## BEGIN Data extract

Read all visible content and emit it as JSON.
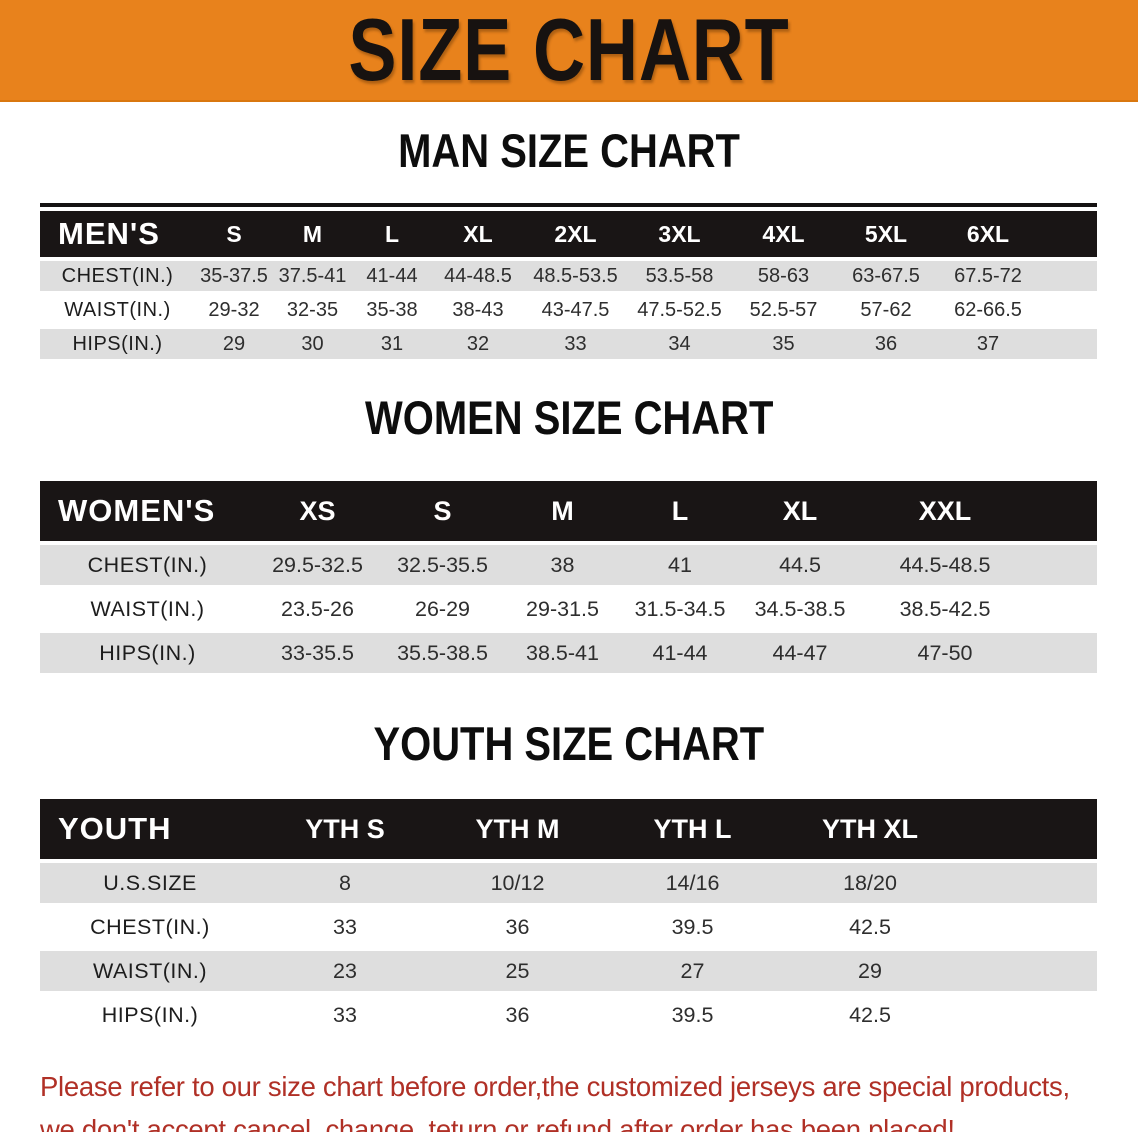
{
  "banner": {
    "title": "SIZE CHART"
  },
  "colors": {
    "banner_bg": "#E8821C",
    "table_header_bg": "#191515",
    "stripe_row_bg": "#DEDEDE",
    "disclaimer_text": "#B03026"
  },
  "sections": [
    {
      "heading": "MAN SIZE CHART",
      "table": {
        "title": "MEN'S",
        "sizes": [
          "S",
          "M",
          "L",
          "XL",
          "2XL",
          "3XL",
          "4XL",
          "5XL",
          "6XL"
        ],
        "rows": [
          {
            "label": "CHEST(IN.)",
            "values": [
              "35-37.5",
              "37.5-41",
              "41-44",
              "44-48.5",
              "48.5-53.5",
              "53.5-58",
              "58-63",
              "63-67.5",
              "67.5-72"
            ]
          },
          {
            "label": "WAIST(IN.)",
            "values": [
              "29-32",
              "32-35",
              "35-38",
              "38-43",
              "43-47.5",
              "47.5-52.5",
              "52.5-57",
              "57-62",
              "62-66.5"
            ]
          },
          {
            "label": "HIPS(IN.)",
            "values": [
              "29",
              "30",
              "31",
              "32",
              "33",
              "34",
              "35",
              "36",
              "37"
            ]
          }
        ]
      }
    },
    {
      "heading": "WOMEN SIZE CHART",
      "table": {
        "title": "WOMEN'S",
        "sizes": [
          "XS",
          "S",
          "M",
          "L",
          "XL",
          "XXL"
        ],
        "rows": [
          {
            "label": "CHEST(IN.)",
            "values": [
              "29.5-32.5",
              "32.5-35.5",
              "38",
              "41",
              "44.5",
              "44.5-48.5"
            ]
          },
          {
            "label": "WAIST(IN.)",
            "values": [
              "23.5-26",
              "26-29",
              "29-31.5",
              "31.5-34.5",
              "34.5-38.5",
              "38.5-42.5"
            ]
          },
          {
            "label": "HIPS(IN.)",
            "values": [
              "33-35.5",
              "35.5-38.5",
              "38.5-41",
              "41-44",
              "44-47",
              "47-50"
            ]
          }
        ]
      }
    },
    {
      "heading": "YOUTH SIZE CHART",
      "table": {
        "title": "YOUTH",
        "sizes": [
          "YTH S",
          "YTH M",
          "YTH L",
          "YTH XL"
        ],
        "rows": [
          {
            "label": "U.S.SIZE",
            "values": [
              "8",
              "10/12",
              "14/16",
              "18/20"
            ]
          },
          {
            "label": "CHEST(IN.)",
            "values": [
              "33",
              "36",
              "39.5",
              "42.5"
            ]
          },
          {
            "label": "WAIST(IN.)",
            "values": [
              "23",
              "25",
              "27",
              "29"
            ]
          },
          {
            "label": "HIPS(IN.)",
            "values": [
              "33",
              "36",
              "39.5",
              "42.5"
            ]
          }
        ]
      }
    }
  ],
  "disclaimer": {
    "line1": "Please refer to our size chart before order,the customized jerseys are special products,",
    "line2": "we don't accept cancel, change, teturn or refund after order has been placed!"
  }
}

## END Data extract

> [The task]: Find the word "order" in the entries above and gather every line that holds it.

> [Expected answer]:
    "line1": "Please refer to our size chart before order,the customized jerseys are special products,",
    "line2": "we don't accept cancel, change, teturn or refund after order has been placed!"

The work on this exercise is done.